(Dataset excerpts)
▬▬▬▬▬▬▬▬▬▬

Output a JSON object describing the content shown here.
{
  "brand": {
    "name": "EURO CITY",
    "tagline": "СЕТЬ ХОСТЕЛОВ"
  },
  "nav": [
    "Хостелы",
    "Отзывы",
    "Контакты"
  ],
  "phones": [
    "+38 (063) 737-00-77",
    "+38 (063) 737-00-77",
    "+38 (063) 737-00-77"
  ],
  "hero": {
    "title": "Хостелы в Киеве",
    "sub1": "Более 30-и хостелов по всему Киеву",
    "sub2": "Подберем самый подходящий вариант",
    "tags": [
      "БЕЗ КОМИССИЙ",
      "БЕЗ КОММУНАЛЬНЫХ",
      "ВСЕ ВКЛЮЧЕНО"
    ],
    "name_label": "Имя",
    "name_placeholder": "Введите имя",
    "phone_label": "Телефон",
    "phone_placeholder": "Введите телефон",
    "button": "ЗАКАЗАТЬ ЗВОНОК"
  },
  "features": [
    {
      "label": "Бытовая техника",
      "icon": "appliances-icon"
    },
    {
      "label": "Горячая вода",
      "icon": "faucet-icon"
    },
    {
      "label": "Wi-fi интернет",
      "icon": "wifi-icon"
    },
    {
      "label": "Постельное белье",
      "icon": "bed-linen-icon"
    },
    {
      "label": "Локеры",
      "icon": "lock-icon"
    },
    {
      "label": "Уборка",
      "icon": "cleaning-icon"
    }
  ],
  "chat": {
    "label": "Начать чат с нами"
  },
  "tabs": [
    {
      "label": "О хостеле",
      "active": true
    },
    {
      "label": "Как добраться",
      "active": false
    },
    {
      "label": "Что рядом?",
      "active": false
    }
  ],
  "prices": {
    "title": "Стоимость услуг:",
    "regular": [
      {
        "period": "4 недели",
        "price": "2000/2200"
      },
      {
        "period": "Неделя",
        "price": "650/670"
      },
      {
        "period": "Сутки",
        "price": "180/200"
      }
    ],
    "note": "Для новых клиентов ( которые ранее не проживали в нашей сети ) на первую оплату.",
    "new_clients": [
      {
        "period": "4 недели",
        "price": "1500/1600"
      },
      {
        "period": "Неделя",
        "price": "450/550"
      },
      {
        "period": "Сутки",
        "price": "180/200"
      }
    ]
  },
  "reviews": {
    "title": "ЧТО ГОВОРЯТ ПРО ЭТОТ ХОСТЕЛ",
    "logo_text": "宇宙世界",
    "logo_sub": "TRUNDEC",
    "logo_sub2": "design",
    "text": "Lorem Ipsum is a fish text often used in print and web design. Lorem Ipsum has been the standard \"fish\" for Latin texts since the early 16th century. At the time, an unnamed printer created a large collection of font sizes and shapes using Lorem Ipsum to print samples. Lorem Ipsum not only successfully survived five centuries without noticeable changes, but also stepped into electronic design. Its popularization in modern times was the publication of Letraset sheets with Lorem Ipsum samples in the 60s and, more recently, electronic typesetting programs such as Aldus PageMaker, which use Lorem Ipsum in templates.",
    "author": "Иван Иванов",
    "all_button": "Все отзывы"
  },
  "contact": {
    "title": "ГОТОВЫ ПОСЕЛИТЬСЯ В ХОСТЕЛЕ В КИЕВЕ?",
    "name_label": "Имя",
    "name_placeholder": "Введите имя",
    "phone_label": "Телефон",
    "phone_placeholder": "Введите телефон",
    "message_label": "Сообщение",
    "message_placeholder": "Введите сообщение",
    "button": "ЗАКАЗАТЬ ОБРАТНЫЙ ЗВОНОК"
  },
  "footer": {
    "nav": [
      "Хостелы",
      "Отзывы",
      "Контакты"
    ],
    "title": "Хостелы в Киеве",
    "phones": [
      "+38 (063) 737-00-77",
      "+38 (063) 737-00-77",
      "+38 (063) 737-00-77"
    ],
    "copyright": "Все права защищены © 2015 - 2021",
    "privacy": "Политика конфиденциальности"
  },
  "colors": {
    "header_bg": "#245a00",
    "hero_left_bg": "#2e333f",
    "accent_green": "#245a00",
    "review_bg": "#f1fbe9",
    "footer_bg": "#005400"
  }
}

▬▬▬▬▬▬▬▬▬▬

SHORT TASK: The records above are to be copied in full, exactly as written.

WORKED SOLUTION:
Output a JSON object describing the content shown here.
{
  "brand": {
    "name": "EURO CITY",
    "tagline": "СЕТЬ ХОСТЕЛОВ"
  },
  "nav": [
    "Хостелы",
    "Отзывы",
    "Контакты"
  ],
  "phones": [
    "+38 (063) 737-00-77",
    "+38 (063) 737-00-77",
    "+38 (063) 737-00-77"
  ],
  "hero": {
    "title": "Хостелы в Киеве",
    "sub1": "Более 30-и хостелов по всему Киеву",
    "sub2": "Подберем самый подходящий вариант",
    "tags": [
      "БЕЗ КОМИССИЙ",
      "БЕЗ КОММУНАЛЬНЫХ",
      "ВСЕ ВКЛЮЧЕНО"
    ],
    "name_label": "Имя",
    "name_placeholder": "Введите имя",
    "phone_label": "Телефон",
    "phone_placeholder": "Введите телефон",
    "button": "ЗАКАЗАТЬ ЗВОНОК"
  },
  "features": [
    {
      "label": "Бытовая техника",
      "icon": "appliances-icon"
    },
    {
      "label": "Горячая вода",
      "icon": "faucet-icon"
    },
    {
      "label": "Wi-fi интернет",
      "icon": "wifi-icon"
    },
    {
      "label": "Постельное белье",
      "icon": "bed-linen-icon"
    },
    {
      "label": "Локеры",
      "icon": "lock-icon"
    },
    {
      "label": "Уборка",
      "icon": "cleaning-icon"
    }
  ],
  "chat": {
    "label": "Начать чат с нами"
  },
  "tabs": [
    {
      "label": "О хостеле",
      "active": true
    },
    {
      "label": "Как добраться",
      "active": false
    },
    {
      "label": "Что рядом?",
      "active": false
    }
  ],
  "prices": {
    "title": "Стоимость услуг:",
    "regular": [
      {
        "period": "4 недели",
        "price": "2000/2200"
      },
      {
        "period": "Неделя",
        "price": "650/670"
      },
      {
        "period": "Сутки",
        "price": "180/200"
      }
    ],
    "note": "Для новых клиентов ( которые ранее не проживали в нашей сети ) на первую оплату.",
    "new_clients": [
      {
        "period": "4 недели",
        "price": "1500/1600"
      },
      {
        "period": "Неделя",
        "price": "450/550"
      },
      {
        "period": "Сутки",
        "price": "180/200"
      }
    ]
  },
  "reviews": {
    "title": "ЧТО ГОВОРЯТ ПРО ЭТОТ ХОСТЕЛ",
    "logo_text": "宇宙世界",
    "logo_sub": "TRUNDEC",
    "logo_sub2": "design",
    "text": "Lorem Ipsum is a fish text often used in print and web design. Lorem Ipsum has been the standard \"fish\" for Latin texts since the early 16th century. At the time, an unnamed printer created a large collection of font sizes and shapes using Lorem Ipsum to print samples. Lorem Ipsum not only successfully survived five centuries without noticeable changes, but also stepped into electronic design. Its popularization in modern times was the publication of Letraset sheets with Lorem Ipsum samples in the 60s and, more recently, electronic typesetting programs such as Aldus PageMaker, which use Lorem Ipsum in templates.",
    "author": "Иван Иванов",
    "all_button": "Все отзывы"
  },
  "contact": {
    "title": "ГОТОВЫ ПОСЕЛИТЬСЯ В ХОСТЕЛЕ В КИЕВЕ?",
    "name_label": "Имя",
    "name_placeholder": "Введите имя",
    "phone_label": "Телефон",
    "phone_placeholder": "Введите телефон",
    "message_label": "Сообщение",
    "message_placeholder": "Введите сообщение",
    "button": "ЗАКАЗАТЬ ОБРАТНЫЙ ЗВОНОК"
  },
  "footer": {
    "nav": [
      "Хостелы",
      "Отзывы",
      "Контакты"
    ],
    "title": "Хостелы в Киеве",
    "phones": [
      "+38 (063) 737-00-77",
      "+38 (063) 737-00-77",
      "+38 (063) 737-00-77"
    ],
    "copyright": "Все права защищены © 2015 - 2021",
    "privacy": "Политика конфиденциальности"
  },
  "colors": {
    "header_bg": "#245a00",
    "hero_left_bg": "#2e333f",
    "accent_green": "#245a00",
    "review_bg": "#f1fbe9",
    "footer_bg": "#005400"
  }
}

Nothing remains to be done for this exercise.